[START OF EXERCISE MATERIALS]
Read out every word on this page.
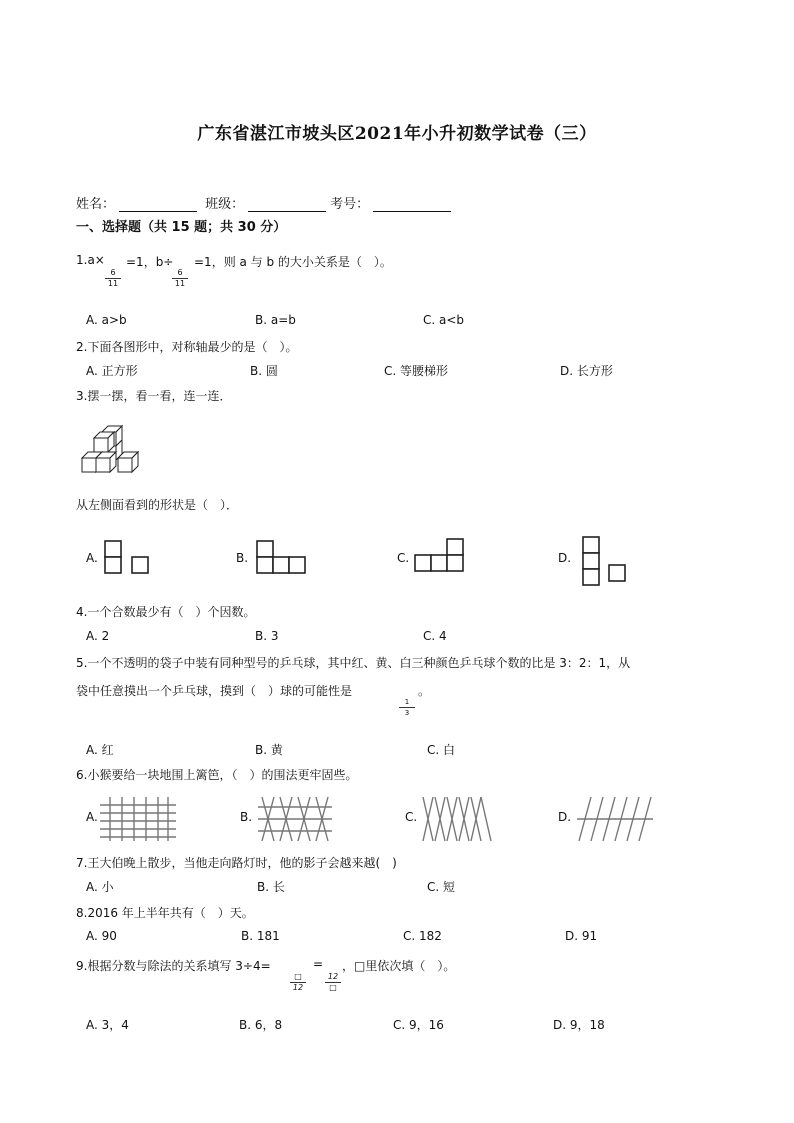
广东省湛江市坡头区2021年小升初数学试卷（三）
姓名：	班级：	考号：
一、选择题（共 15 题；共 30 分）
1.a× =1，b÷ =1，则 a 与 b 的大小关系是（　）。
$\frac{6}{11}$	$\frac{6}{11}$
A. a>b	B. a=b	C. a<b
2.下面各图形中，对称轴最少的是（　）。
A. 正方形	B. 圆	C. 等腰梯形	D. 长方形
3.摆一摆，看一看，连一连．
从左侧面看到的形状是（　）．
A.	B.	C.	D.
4.一个合数最少有（　）个因数。
A. 2	B. 3	C. 4
5.一个不透明的袋子中装有同种型号的乒乓球，其中红、黄、白三种颜色乒乓球个数的比是 3：2：1，从
袋中任意摸出一个乒乓球，摸到（　）球的可能性是
$\frac{1}{3}$
。
A. 红	B. 黄	C. 白
6.小猴要给一块地围上篱笆，（　）的围法更牢固些。
A.	B.	C.	D.
7.王大伯晚上散步，当他走向路灯时，他的影子会越来越(　)
A. 小	B. 长	C. 短
8.2016 年上半年共有（　）天。
A. 90	B. 181	C. 182	D. 91
9.根据分数与除法的关系填写 3÷4=
□
12
=
12
□
，□里依次填（　）。
A. 3，4	B. 6，8	C. 9，16	D. 9，18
[END OF EXERCISE MATERIALS]
● STATED TASK:
Transcribe each entry precisely as given, leaving the pictures out.

● RESULT OF THIS TASK:
Read out every word on this page.
广东省湛江市坡头区2021年小升初数学试卷（三）
姓名：	班级：	考号：
一、选择题（共 15 题；共 30 分）
1.a× =1，b÷ =1，则 a 与 b 的大小关系是（　）。
$\frac{6}{11}$	$\frac{6}{11}$
A. a>b	B. a=b	C. a<b
2.下面各图形中，对称轴最少的是（　）。
A. 正方形	B. 圆	C. 等腰梯形	D. 长方形
3.摆一摆，看一看，连一连．
从左侧面看到的形状是（　）．
A.	B.	C.	D.
4.一个合数最少有（　）个因数。
A. 2	B. 3	C. 4
5.一个不透明的袋子中装有同种型号的乒乓球，其中红、黄、白三种颜色乒乓球个数的比是 3：2：1，从
袋中任意摸出一个乒乓球，摸到（　）球的可能性是
$\frac{1}{3}$
。
A. 红	B. 黄	C. 白
6.小猴要给一块地围上篱笆，（　）的围法更牢固些。
A.	B.	C.	D.
7.王大伯晚上散步，当他走向路灯时，他的影子会越来越(　)
A. 小	B. 长	C. 短
8.2016 年上半年共有（　）天。
A. 90	B. 181	C. 182	D. 91
9.根据分数与除法的关系填写 3÷4=
□
12
=
12
□
，□里依次填（　）。
A. 3，4	B. 6，8	C. 9，16	D. 9，18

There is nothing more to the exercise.